**WHAT THE TASK ASKS:**
Identify the lines that contain the string "screenshot" and copy all of them.

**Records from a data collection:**
####################

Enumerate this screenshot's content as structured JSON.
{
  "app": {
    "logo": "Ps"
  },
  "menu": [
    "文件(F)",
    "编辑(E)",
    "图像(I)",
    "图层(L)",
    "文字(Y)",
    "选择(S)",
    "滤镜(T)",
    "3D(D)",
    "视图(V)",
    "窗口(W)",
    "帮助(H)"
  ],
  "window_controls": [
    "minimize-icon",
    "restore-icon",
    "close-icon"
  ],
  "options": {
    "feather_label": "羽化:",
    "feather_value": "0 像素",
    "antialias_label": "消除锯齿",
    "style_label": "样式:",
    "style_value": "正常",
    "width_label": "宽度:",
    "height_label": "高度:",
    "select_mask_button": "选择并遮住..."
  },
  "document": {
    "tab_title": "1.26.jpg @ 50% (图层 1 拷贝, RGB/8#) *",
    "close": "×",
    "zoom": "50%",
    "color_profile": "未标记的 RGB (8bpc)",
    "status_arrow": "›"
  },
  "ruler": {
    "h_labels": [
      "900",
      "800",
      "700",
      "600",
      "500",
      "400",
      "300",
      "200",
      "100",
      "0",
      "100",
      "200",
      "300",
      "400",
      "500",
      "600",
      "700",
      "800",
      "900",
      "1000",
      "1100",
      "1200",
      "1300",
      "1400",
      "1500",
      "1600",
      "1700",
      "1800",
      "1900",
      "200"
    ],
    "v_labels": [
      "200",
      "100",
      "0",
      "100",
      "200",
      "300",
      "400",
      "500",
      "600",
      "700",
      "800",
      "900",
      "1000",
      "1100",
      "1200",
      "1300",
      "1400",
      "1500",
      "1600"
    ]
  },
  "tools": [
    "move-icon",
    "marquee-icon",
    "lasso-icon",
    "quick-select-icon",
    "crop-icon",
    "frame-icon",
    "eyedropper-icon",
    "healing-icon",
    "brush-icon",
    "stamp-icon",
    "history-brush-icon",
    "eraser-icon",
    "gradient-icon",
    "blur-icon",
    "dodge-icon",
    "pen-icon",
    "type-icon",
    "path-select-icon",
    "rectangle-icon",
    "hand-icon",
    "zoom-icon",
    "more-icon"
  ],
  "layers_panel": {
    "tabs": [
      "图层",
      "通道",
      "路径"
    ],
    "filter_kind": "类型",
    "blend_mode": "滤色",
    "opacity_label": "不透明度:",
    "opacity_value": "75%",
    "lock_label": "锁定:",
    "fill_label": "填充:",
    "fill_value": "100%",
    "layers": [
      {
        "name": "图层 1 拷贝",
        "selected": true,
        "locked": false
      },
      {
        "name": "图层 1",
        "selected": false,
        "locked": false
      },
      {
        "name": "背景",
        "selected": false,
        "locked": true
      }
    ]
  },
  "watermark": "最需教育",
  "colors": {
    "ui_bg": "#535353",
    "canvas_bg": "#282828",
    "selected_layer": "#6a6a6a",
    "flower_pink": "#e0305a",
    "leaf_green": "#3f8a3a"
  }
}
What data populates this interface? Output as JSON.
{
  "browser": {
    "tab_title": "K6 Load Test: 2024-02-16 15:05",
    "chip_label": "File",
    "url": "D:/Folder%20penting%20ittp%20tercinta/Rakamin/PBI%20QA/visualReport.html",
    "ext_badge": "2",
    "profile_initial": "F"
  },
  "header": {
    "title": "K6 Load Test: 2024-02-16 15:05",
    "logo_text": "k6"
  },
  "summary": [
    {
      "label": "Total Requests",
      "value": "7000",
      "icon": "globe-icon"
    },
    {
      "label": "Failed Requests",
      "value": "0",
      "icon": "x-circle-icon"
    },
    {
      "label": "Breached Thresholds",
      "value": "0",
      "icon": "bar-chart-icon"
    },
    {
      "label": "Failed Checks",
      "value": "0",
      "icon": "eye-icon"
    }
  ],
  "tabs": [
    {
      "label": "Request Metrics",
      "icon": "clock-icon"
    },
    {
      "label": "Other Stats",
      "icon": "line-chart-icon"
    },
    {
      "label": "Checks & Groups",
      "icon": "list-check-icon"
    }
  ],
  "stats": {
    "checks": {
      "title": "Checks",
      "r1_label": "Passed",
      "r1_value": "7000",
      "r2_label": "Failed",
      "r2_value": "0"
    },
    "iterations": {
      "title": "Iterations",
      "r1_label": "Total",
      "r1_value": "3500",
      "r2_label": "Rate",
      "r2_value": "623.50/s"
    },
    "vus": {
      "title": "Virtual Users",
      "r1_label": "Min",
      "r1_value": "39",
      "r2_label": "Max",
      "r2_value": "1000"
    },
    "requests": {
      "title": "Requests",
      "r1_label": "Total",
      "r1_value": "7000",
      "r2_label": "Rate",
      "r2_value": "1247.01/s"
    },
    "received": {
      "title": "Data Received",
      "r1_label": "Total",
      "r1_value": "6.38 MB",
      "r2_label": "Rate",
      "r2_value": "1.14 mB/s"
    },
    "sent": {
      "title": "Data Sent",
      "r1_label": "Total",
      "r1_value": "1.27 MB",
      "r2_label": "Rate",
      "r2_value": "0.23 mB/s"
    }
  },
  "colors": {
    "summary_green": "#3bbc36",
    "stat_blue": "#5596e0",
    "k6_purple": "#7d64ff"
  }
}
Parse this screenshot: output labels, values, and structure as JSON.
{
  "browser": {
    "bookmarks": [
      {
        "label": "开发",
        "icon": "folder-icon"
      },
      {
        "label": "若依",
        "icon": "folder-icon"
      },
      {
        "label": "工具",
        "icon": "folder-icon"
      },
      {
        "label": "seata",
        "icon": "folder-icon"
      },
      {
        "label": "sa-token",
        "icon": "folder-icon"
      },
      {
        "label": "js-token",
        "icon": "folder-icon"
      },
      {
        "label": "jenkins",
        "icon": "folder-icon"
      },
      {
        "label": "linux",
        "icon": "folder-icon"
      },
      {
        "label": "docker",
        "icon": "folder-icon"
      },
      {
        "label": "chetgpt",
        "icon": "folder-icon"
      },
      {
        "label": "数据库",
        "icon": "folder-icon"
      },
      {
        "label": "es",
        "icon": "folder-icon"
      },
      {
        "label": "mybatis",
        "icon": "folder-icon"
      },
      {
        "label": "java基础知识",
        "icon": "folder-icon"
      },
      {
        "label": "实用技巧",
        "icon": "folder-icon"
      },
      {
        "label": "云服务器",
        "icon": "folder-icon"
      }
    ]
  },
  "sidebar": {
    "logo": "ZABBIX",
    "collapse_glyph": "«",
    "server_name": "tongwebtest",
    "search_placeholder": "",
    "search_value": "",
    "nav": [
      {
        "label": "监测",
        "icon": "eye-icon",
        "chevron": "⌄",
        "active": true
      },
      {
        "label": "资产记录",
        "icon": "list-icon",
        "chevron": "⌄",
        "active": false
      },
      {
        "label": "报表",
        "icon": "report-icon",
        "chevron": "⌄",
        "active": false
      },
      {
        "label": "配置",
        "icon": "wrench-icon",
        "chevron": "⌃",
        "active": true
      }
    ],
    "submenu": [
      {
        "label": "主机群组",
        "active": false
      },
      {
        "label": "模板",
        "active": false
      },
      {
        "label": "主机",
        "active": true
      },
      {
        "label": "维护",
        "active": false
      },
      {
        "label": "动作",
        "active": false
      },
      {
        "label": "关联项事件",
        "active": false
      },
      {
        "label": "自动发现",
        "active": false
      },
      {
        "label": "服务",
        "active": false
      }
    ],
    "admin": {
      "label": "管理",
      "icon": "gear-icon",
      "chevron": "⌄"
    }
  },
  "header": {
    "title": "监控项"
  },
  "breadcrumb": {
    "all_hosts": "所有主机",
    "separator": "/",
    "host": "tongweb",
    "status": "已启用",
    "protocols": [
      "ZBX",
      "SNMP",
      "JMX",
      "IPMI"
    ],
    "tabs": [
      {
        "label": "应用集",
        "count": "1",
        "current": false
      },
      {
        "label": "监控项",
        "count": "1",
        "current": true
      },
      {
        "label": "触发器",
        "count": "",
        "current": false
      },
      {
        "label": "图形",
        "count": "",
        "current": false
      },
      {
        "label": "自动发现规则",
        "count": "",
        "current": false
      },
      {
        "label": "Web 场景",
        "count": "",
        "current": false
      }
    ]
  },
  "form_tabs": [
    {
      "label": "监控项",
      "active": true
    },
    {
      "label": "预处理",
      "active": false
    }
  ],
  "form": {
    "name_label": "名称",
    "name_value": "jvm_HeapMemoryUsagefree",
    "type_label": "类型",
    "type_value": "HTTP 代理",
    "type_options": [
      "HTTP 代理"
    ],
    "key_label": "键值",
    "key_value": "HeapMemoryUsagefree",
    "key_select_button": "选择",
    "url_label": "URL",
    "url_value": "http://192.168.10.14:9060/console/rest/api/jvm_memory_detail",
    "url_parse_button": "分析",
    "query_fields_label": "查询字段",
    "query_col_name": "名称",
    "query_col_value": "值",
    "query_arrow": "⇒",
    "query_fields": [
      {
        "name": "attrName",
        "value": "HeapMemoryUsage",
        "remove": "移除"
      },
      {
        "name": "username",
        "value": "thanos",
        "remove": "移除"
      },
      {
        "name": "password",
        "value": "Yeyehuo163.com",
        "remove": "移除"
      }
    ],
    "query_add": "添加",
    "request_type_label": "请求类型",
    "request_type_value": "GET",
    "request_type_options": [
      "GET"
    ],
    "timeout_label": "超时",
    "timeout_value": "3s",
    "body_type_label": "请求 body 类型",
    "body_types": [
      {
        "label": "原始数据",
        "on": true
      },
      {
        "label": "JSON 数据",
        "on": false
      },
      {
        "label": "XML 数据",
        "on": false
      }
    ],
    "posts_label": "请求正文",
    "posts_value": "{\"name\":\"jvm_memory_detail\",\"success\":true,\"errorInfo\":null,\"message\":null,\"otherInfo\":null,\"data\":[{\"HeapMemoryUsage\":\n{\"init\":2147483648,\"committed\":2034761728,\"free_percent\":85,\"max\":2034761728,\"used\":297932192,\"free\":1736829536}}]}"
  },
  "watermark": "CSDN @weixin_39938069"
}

####################

**OUTPUT:**
Enumerate this screenshot's content as structured JSON.
Parse this screenshot: output labels, values, and structure as JSON.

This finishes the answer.